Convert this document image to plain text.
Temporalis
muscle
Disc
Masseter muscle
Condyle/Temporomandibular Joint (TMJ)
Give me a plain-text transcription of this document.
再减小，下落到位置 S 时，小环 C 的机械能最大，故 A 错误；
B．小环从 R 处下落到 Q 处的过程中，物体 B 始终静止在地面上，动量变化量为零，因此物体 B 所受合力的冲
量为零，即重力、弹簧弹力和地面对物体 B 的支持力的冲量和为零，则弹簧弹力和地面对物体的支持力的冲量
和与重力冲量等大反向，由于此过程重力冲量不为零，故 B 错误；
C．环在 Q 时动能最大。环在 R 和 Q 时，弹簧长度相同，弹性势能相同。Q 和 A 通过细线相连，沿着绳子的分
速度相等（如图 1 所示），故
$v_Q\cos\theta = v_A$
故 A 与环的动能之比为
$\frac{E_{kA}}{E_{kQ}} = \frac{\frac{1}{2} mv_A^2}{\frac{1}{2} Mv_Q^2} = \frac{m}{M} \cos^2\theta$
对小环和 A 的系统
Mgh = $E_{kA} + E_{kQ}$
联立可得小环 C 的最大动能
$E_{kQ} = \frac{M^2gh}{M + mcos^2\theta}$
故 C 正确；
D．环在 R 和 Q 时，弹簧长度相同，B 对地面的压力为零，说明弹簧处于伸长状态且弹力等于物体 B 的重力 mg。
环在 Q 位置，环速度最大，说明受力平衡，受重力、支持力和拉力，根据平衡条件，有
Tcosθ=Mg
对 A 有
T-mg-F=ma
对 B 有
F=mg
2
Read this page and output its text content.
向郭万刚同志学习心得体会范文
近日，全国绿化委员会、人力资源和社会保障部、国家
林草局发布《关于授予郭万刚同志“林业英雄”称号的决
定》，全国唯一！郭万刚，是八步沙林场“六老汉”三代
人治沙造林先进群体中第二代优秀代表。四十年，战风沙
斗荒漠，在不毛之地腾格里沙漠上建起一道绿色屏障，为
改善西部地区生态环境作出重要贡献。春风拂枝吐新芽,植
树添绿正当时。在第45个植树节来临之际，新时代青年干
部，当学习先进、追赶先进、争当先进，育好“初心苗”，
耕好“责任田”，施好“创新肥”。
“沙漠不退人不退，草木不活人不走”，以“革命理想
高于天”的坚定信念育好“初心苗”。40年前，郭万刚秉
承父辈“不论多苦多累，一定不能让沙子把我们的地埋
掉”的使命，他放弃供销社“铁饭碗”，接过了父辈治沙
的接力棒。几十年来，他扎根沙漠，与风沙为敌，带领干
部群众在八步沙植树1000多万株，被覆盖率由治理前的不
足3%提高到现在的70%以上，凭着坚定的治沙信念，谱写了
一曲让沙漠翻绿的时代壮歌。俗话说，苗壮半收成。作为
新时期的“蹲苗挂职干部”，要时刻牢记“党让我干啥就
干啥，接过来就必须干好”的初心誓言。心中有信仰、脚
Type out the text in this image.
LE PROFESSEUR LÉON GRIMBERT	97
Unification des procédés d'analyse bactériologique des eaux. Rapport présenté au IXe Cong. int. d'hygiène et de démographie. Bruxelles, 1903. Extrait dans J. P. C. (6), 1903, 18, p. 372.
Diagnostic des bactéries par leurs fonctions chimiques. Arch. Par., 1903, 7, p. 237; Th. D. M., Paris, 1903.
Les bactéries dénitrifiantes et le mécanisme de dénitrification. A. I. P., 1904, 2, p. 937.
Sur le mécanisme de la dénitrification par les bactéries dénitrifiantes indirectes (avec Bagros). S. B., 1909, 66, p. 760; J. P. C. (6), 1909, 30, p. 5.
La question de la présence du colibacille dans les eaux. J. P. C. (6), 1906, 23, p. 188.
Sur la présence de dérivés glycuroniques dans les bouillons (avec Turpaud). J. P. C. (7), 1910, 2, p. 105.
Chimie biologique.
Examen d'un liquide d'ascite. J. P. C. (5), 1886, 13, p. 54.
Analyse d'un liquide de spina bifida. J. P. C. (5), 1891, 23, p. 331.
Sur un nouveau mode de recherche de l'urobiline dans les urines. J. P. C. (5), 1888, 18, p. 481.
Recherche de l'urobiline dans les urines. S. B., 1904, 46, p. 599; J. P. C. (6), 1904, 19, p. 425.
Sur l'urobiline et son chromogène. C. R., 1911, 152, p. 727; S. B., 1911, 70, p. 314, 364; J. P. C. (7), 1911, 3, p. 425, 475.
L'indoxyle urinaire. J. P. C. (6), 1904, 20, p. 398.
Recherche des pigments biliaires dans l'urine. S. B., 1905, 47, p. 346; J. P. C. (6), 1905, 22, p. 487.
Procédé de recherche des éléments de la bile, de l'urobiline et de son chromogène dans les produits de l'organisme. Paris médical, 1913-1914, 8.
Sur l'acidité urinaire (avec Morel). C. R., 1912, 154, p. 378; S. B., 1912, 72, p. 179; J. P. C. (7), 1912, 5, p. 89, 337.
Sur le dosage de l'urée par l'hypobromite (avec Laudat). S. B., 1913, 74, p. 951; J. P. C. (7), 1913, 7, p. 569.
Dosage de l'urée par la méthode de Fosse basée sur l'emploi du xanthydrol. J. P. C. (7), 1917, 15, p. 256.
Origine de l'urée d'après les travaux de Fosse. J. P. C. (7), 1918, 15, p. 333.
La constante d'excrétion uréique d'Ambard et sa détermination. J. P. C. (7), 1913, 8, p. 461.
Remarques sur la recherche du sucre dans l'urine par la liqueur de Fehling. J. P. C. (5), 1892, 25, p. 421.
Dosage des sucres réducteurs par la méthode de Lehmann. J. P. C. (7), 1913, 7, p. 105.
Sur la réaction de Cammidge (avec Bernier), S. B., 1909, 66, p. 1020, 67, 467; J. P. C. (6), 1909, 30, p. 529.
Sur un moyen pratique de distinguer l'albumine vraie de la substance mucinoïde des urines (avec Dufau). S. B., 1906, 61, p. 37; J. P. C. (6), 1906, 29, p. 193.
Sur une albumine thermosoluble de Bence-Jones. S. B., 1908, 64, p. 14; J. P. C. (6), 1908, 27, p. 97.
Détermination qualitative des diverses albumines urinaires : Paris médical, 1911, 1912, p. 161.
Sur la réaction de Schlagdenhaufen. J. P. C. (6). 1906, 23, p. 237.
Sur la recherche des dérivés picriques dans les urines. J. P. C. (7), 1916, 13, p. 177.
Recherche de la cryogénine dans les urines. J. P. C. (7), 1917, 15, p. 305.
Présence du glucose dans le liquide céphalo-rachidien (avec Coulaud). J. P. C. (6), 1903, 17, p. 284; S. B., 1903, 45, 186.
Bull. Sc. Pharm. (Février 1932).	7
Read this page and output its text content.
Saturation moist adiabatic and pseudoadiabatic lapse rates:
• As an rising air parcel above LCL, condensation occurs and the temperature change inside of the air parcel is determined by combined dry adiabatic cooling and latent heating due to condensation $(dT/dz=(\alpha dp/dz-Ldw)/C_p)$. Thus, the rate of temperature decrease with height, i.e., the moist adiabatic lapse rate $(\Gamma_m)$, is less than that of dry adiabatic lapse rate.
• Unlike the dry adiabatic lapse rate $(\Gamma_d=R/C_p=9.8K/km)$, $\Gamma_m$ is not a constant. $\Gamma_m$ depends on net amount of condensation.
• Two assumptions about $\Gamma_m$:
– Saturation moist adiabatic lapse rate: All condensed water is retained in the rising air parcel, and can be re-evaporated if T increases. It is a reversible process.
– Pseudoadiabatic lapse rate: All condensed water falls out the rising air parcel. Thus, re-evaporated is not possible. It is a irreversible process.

==*==

(Exercise instructions) Repeat the records above exactly as they appear.

(Task result)
Convert this document image to plain text.
Temporalis
muscle
Disc
Masseter muscle
Condyle/Temporomandibular Joint (TMJ)
Give me a plain-text transcription of this document.
再减小，下落到位置 S 时，小环 C 的机械能最大，故 A 错误；
B．小环从 R 处下落到 Q 处的过程中，物体 B 始终静止在地面上，动量变化量为零，因此物体 B 所受合力的冲
量为零，即重力、弹簧弹力和地面对物体 B 的支持力的冲量和为零，则弹簧弹力和地面对物体的支持力的冲量
和与重力冲量等大反向，由于此过程重力冲量不为零，故 B 错误；
C．环在 Q 时动能最大。环在 R 和 Q 时，弹簧长度相同，弹性势能相同。Q 和 A 通过细线相连，沿着绳子的分
速度相等（如图 1 所示），故
$v_Q\cos\theta = v_A$
故 A 与环的动能之比为
$\frac{E_{kA}}{E_{kQ}} = \frac{\frac{1}{2} mv_A^2}{\frac{1}{2} Mv_Q^2} = \frac{m}{M} \cos^2\theta$
对小环和 A 的系统
Mgh = $E_{kA} + E_{kQ}$
联立可得小环 C 的最大动能
$E_{kQ} = \frac{M^2gh}{M + mcos^2\theta}$
故 C 正确；
D．环在 R 和 Q 时，弹簧长度相同，B 对地面的压力为零，说明弹簧处于伸长状态且弹力等于物体 B 的重力 mg。
环在 Q 位置，环速度最大，说明受力平衡，受重力、支持力和拉力，根据平衡条件，有
Tcosθ=Mg
对 A 有
T-mg-F=ma
对 B 有
F=mg
2
Read this page and output its text content.
向郭万刚同志学习心得体会范文
近日，全国绿化委员会、人力资源和社会保障部、国家
林草局发布《关于授予郭万刚同志“林业英雄”称号的决
定》，全国唯一！郭万刚，是八步沙林场“六老汉”三代
人治沙造林先进群体中第二代优秀代表。四十年，战风沙
斗荒漠，在不毛之地腾格里沙漠上建起一道绿色屏障，为
改善西部地区生态环境作出重要贡献。春风拂枝吐新芽,植
树添绿正当时。在第45个植树节来临之际，新时代青年干
部，当学习先进、追赶先进、争当先进，育好“初心苗”，
耕好“责任田”，施好“创新肥”。
“沙漠不退人不退，草木不活人不走”，以“革命理想
高于天”的坚定信念育好“初心苗”。40年前，郭万刚秉
承父辈“不论多苦多累，一定不能让沙子把我们的地埋
掉”的使命，他放弃供销社“铁饭碗”，接过了父辈治沙
的接力棒。几十年来，他扎根沙漠，与风沙为敌，带领干
部群众在八步沙植树1000多万株，被覆盖率由治理前的不
足3%提高到现在的70%以上，凭着坚定的治沙信念，谱写了
一曲让沙漠翻绿的时代壮歌。俗话说，苗壮半收成。作为
新时期的“蹲苗挂职干部”，要时刻牢记“党让我干啥就
干啥，接过来就必须干好”的初心誓言。心中有信仰、脚
Type out the text in this image.
LE PROFESSEUR LÉON GRIMBERT	97
Unification des procédés d'analyse bactériologique des eaux. Rapport présenté au IXe Cong. int. d'hygiène et de démographie. Bruxelles, 1903. Extrait dans J. P. C. (6), 1903, 18, p. 372.
Diagnostic des bactéries par leurs fonctions chimiques. Arch. Par., 1903, 7, p. 237; Th. D. M., Paris, 1903.
Les bactéries dénitrifiantes et le mécanisme de dénitrification. A. I. P., 1904, 2, p. 937.
Sur le mécanisme de la dénitrification par les bactéries dénitrifiantes indirectes (avec Bagros). S. B., 1909, 66, p. 760; J. P. C. (6), 1909, 30, p. 5.
La question de la présence du colibacille dans les eaux. J. P. C. (6), 1906, 23, p. 188.
Sur la présence de dérivés glycuroniques dans les bouillons (avec Turpaud). J. P. C. (7), 1910, 2, p. 105.
Chimie biologique.
Examen d'un liquide d'ascite. J. P. C. (5), 1886, 13, p. 54.
Analyse d'un liquide de spina bifida. J. P. C. (5), 1891, 23, p. 331.
Sur un nouveau mode de recherche de l'urobiline dans les urines. J. P. C. (5), 1888, 18, p. 481.
Recherche de l'urobiline dans les urines. S. B., 1904, 46, p. 599; J. P. C. (6), 1904, 19, p. 425.
Sur l'urobiline et son chromogène. C. R., 1911, 152, p. 727; S. B., 1911, 70, p. 314, 364; J. P. C. (7), 1911, 3, p. 425, 475.
L'indoxyle urinaire. J. P. C. (6), 1904, 20, p. 398.
Recherche des pigments biliaires dans l'urine. S. B., 1905, 47, p. 346; J. P. C. (6), 1905, 22, p. 487.
Procédé de recherche des éléments de la bile, de l'urobiline et de son chromogène dans les produits de l'organisme. Paris médical, 1913-1914, 8.
Sur l'acidité urinaire (avec Morel). C. R., 1912, 154, p. 378; S. B., 1912, 72, p. 179; J. P. C. (7), 1912, 5, p. 89, 337.
Sur le dosage de l'urée par l'hypobromite (avec Laudat). S. B., 1913, 74, p. 951; J. P. C. (7), 1913, 7, p. 569.
Dosage de l'urée par la méthode de Fosse basée sur l'emploi du xanthydrol. J. P. C. (7), 1917, 15, p. 256.
Origine de l'urée d'après les travaux de Fosse. J. P. C. (7), 1918, 15, p. 333.
La constante d'excrétion uréique d'Ambard et sa détermination. J. P. C. (7), 1913, 8, p. 461.
Remarques sur la recherche du sucre dans l'urine par la liqueur de Fehling. J. P. C. (5), 1892, 25, p. 421.
Dosage des sucres réducteurs par la méthode de Lehmann. J. P. C. (7), 1913, 7, p. 105.
Sur la réaction de Cammidge (avec Bernier), S. B., 1909, 66, p. 1020, 67, 467; J. P. C. (6), 1909, 30, p. 529.
Sur un moyen pratique de distinguer l'albumine vraie de la substance mucinoïde des urines (avec Dufau). S. B., 1906, 61, p. 37; J. P. C. (6), 1906, 29, p. 193.
Sur une albumine thermosoluble de Bence-Jones. S. B., 1908, 64, p. 14; J. P. C. (6), 1908, 27, p. 97.
Détermination qualitative des diverses albumines urinaires : Paris médical, 1911, 1912, p. 161.
Sur la réaction de Schlagdenhaufen. J. P. C. (6). 1906, 23, p. 237.
Sur la recherche des dérivés picriques dans les urines. J. P. C. (7), 1916, 13, p. 177.
Recherche de la cryogénine dans les urines. J. P. C. (7), 1917, 15, p. 305.
Présence du glucose dans le liquide céphalo-rachidien (avec Coulaud). J. P. C. (6), 1903, 17, p. 284; S. B., 1903, 45, 186.
Bull. Sc. Pharm. (Février 1932).	7
Read this page and output its text content.
Saturation moist adiabatic and pseudoadiabatic lapse rates:
• As an rising air parcel above LCL, condensation occurs and the temperature change inside of the air parcel is determined by combined dry adiabatic cooling and latent heating due to condensation $(dT/dz=(\alpha dp/dz-Ldw)/C_p)$. Thus, the rate of temperature decrease with height, i.e., the moist adiabatic lapse rate $(\Gamma_m)$, is less than that of dry adiabatic lapse rate.
• Unlike the dry adiabatic lapse rate $(\Gamma_d=R/C_p=9.8K/km)$, $\Gamma_m$ is not a constant. $\Gamma_m$ depends on net amount of condensation.
• Two assumptions about $\Gamma_m$:
– Saturation moist adiabatic lapse rate: All condensed water is retained in the rising air parcel, and can be re-evaporated if T increases. It is a reversible process.
– Pseudoadiabatic lapse rate: All condensed water falls out the rising air parcel. Thus, re-evaporated is not possible. It is a irreversible process.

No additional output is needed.